* **Problem to work on**
Reproduce the entries below, replacing "Current smoker" with "Active smoker" wherever it occurs and leaving everything else the same.

* **Extracted entries**
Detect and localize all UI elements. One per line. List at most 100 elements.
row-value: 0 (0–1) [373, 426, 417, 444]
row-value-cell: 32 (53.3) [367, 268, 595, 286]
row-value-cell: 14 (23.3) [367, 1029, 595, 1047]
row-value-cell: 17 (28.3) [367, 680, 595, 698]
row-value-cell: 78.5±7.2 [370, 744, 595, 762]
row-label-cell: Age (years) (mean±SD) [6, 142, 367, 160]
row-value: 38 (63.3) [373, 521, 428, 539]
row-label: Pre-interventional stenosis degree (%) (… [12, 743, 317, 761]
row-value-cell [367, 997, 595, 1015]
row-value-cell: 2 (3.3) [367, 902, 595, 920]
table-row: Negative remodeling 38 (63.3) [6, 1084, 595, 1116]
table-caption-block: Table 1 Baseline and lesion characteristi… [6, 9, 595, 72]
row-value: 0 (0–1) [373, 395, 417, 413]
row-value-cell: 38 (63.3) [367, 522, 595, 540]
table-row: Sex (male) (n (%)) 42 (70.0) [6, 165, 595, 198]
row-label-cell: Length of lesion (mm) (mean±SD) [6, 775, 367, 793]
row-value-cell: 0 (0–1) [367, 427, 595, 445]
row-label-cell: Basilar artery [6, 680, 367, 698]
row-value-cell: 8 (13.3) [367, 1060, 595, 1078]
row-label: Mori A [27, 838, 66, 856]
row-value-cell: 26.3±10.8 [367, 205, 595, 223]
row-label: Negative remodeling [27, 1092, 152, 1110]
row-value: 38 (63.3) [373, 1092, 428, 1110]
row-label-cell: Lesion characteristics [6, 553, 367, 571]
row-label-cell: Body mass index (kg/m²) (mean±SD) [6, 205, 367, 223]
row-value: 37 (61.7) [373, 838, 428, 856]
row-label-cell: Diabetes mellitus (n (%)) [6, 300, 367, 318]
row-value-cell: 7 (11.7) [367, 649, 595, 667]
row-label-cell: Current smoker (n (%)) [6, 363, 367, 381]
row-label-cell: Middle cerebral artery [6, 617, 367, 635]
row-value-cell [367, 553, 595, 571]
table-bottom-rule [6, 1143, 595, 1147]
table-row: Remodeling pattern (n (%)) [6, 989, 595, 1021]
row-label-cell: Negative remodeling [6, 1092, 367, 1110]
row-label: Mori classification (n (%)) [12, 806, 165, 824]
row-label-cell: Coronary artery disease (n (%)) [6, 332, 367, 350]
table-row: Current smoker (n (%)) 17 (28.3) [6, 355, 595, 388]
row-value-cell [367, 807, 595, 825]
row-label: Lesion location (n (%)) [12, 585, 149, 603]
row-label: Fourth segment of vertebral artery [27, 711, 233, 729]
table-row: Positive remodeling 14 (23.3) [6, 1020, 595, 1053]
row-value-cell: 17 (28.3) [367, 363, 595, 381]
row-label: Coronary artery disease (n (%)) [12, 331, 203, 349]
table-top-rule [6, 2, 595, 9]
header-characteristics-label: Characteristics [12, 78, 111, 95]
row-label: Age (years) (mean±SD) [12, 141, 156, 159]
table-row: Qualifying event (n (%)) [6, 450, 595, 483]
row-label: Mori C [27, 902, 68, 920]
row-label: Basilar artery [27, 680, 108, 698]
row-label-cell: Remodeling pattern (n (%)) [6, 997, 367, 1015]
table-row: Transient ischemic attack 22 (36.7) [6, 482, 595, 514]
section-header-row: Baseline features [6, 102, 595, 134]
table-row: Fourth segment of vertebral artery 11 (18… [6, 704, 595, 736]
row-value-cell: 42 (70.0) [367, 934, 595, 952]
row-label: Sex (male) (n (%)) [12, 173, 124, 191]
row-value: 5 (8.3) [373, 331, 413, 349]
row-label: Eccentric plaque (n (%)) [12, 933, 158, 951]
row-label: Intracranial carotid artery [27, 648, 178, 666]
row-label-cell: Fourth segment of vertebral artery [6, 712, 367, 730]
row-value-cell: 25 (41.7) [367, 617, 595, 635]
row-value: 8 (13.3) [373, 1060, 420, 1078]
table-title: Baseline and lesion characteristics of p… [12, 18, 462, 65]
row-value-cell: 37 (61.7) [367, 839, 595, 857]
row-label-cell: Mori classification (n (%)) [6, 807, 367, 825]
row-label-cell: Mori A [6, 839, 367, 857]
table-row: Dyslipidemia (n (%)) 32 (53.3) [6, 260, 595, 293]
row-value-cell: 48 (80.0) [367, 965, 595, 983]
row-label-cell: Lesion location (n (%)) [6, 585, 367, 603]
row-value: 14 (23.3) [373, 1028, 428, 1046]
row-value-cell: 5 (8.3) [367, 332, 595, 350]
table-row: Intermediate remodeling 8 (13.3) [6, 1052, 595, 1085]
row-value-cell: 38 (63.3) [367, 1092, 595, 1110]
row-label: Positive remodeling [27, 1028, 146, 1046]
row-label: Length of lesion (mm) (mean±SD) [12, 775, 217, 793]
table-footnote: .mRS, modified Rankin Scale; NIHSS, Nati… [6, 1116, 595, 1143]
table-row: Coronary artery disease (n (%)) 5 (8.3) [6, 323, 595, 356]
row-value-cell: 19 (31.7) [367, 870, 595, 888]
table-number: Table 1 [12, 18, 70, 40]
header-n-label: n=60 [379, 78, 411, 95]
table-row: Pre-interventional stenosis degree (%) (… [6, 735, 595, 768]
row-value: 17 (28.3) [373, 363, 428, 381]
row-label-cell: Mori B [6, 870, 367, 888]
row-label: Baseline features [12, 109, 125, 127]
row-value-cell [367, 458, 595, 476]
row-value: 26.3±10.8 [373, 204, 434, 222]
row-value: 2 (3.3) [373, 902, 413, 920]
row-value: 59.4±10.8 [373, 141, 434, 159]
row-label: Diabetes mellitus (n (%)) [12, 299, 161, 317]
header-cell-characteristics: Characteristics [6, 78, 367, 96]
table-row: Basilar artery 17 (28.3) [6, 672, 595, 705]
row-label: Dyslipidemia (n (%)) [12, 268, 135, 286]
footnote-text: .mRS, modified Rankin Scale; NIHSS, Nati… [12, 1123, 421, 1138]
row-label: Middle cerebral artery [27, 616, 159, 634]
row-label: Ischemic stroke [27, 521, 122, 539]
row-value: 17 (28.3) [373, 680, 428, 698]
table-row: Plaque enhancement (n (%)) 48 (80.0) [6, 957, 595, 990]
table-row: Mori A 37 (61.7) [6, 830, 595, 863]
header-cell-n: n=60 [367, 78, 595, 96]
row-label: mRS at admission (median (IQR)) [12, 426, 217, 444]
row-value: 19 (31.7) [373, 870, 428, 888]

* **Answer to this task**
Detect and localize all UI elements. One per line. List at most 100 elements.
row-value: 0 (0–1) [373, 426, 417, 444]
row-value-cell: 32 (53.3) [367, 268, 595, 286]
row-value-cell: 14 (23.3) [367, 1029, 595, 1047]
row-value-cell: 17 (28.3) [367, 680, 595, 698]
row-value-cell: 78.5±7.2 [370, 744, 595, 762]
row-label-cell: Age (years) (mean±SD) [6, 142, 367, 160]
row-value: 38 (63.3) [373, 521, 428, 539]
row-label: Pre-interventional stenosis degree (%) (… [12, 743, 317, 761]
row-value-cell [367, 997, 595, 1015]
row-value-cell: 2 (3.3) [367, 902, 595, 920]
table-row: Negative remodeling 38 (63.3) [6, 1084, 595, 1116]
table-caption-block: Table 1 Baseline and lesion characteristi… [6, 9, 595, 72]
row-value: 0 (0–1) [373, 395, 417, 413]
row-value-cell: 38 (63.3) [367, 522, 595, 540]
table-row: Sex (male) (n (%)) 42 (70.0) [6, 165, 595, 198]
row-label-cell: Length of lesion (mm) (mean±SD) [6, 775, 367, 793]
row-value-cell: 0 (0–1) [367, 427, 595, 445]
row-label-cell: Basilar artery [6, 680, 367, 698]
row-value-cell: 8 (13.3) [367, 1060, 595, 1078]
row-label: Mori A [27, 838, 66, 856]
row-value-cell: 26.3±10.8 [367, 205, 595, 223]
row-label: Negative remodeling [27, 1092, 152, 1110]
row-value: 38 (63.3) [373, 1092, 428, 1110]
row-label-cell: Lesion characteristics [6, 553, 367, 571]
row-label-cell: Body mass index (kg/m²) (mean±SD) [6, 205, 367, 223]
row-value: 37 (61.7) [373, 838, 428, 856]
row-label-cell: Diabetes mellitus (n (%)) [6, 300, 367, 318]
row-value-cell: 7 (11.7) [367, 649, 595, 667]
row-label-cell: Active smoker (n (%)) [6, 363, 367, 381]
row-label-cell: Middle cerebral artery [6, 617, 367, 635]
row-value-cell [367, 553, 595, 571]
table-bottom-rule [6, 1143, 595, 1147]
table-row: Remodeling pattern (n (%)) [6, 989, 595, 1021]
row-label-cell: Negative remodeling [6, 1092, 367, 1110]
row-label: Mori classification (n (%)) [12, 806, 165, 824]
row-label-cell: Coronary artery disease (n (%)) [6, 332, 367, 350]
table-row: Active smoker (n (%)) 17 (28.3) [6, 355, 595, 388]
row-value-cell [367, 807, 595, 825]
row-label: Lesion location (n (%)) [12, 585, 149, 603]
row-label: Fourth segment of vertebral artery [27, 711, 233, 729]
table-row: Positive remodeling 14 (23.3) [6, 1020, 595, 1053]
row-value-cell: 17 (28.3) [367, 363, 595, 381]
row-label: Coronary artery disease (n (%)) [12, 331, 203, 349]
table-top-rule [6, 2, 595, 9]
header-characteristics-label: Characteristics [12, 78, 111, 95]
row-label: Age (years) (mean±SD) [12, 141, 156, 159]
table-row: Qualifying event (n (%)) [6, 450, 595, 483]
row-label: Mori C [27, 902, 68, 920]
row-label: Basilar artery [27, 680, 108, 698]
row-label-cell: Remodeling pattern (n (%)) [6, 997, 367, 1015]
table-row: Transient ischemic attack 22 (36.7) [6, 482, 595, 514]
section-header-row: Baseline features [6, 102, 595, 134]
table-row: Fourth segment of vertebral artery 11 (18… [6, 704, 595, 736]
row-value-cell: 42 (70.0) [367, 934, 595, 952]
row-label: Sex (male) (n (%)) [12, 173, 124, 191]
row-value: 5 (8.3) [373, 331, 413, 349]
row-label: Eccentric plaque (n (%)) [12, 933, 158, 951]
row-label: Intracranial carotid artery [27, 648, 178, 666]
row-label-cell: Fourth segment of vertebral artery [6, 712, 367, 730]
row-value-cell: 25 (41.7) [367, 617, 595, 635]
row-value: 8 (13.3) [373, 1060, 420, 1078]
table-title: Baseline and lesion characteristics of p… [12, 18, 462, 65]
row-value-cell: 37 (61.7) [367, 839, 595, 857]
row-label-cell: Mori classification (n (%)) [6, 807, 367, 825]
row-label-cell: Mori A [6, 839, 367, 857]
table-row: Dyslipidemia (n (%)) 32 (53.3) [6, 260, 595, 293]
row-value-cell: 48 (80.0) [367, 965, 595, 983]
row-label-cell: Lesion location (n (%)) [6, 585, 367, 603]
row-value: 14 (23.3) [373, 1028, 428, 1046]
row-value-cell: 5 (8.3) [367, 332, 595, 350]
table-row: Intermediate remodeling 8 (13.3) [6, 1052, 595, 1085]
row-value-cell: 38 (63.3) [367, 1092, 595, 1110]
row-label: Positive remodeling [27, 1028, 146, 1046]
row-label: Length of lesion (mm) (mean±SD) [12, 775, 217, 793]
table-footnote: .mRS, modified Rankin Scale; NIHSS, Nati… [6, 1116, 595, 1143]
table-row: Coronary artery disease (n (%)) 5 (8.3) [6, 323, 595, 356]
row-value-cell: 19 (31.7) [367, 870, 595, 888]
table-number: Table 1 [12, 18, 70, 40]
header-n-label: n=60 [379, 78, 411, 95]
table-row: Pre-interventional stenosis degree (%) (… [6, 735, 595, 768]
row-value: 17 (28.3) [373, 363, 428, 381]
row-label-cell: Mori B [6, 870, 367, 888]
row-label: Baseline features [12, 109, 125, 127]
row-value-cell [367, 458, 595, 476]
row-value: 26.3±10.8 [373, 204, 434, 222]
row-value: 2 (3.3) [373, 902, 413, 920]
row-value: 59.4±10.8 [373, 141, 434, 159]
row-label: Diabetes mellitus (n (%)) [12, 299, 161, 317]
header-cell-characteristics: Characteristics [6, 78, 367, 96]
table-row: Basilar artery 17 (28.3) [6, 672, 595, 705]
row-label: Dyslipidemia (n (%)) [12, 268, 135, 286]
footnote-text: .mRS, modified Rankin Scale; NIHSS, Nati… [12, 1123, 421, 1138]
row-label: Middle cerebral artery [27, 616, 159, 634]
row-label: Ischemic stroke [27, 521, 122, 539]
row-value: 17 (28.3) [373, 680, 428, 698]
table-row: Plaque enhancement (n (%)) 48 (80.0) [6, 957, 595, 990]
table-row: Mori A 37 (61.7) [6, 830, 595, 863]
header-cell-n: n=60 [367, 78, 595, 96]
row-label: mRS at admission (median (IQR)) [12, 426, 217, 444]
row-value: 19 (31.7) [373, 870, 428, 888]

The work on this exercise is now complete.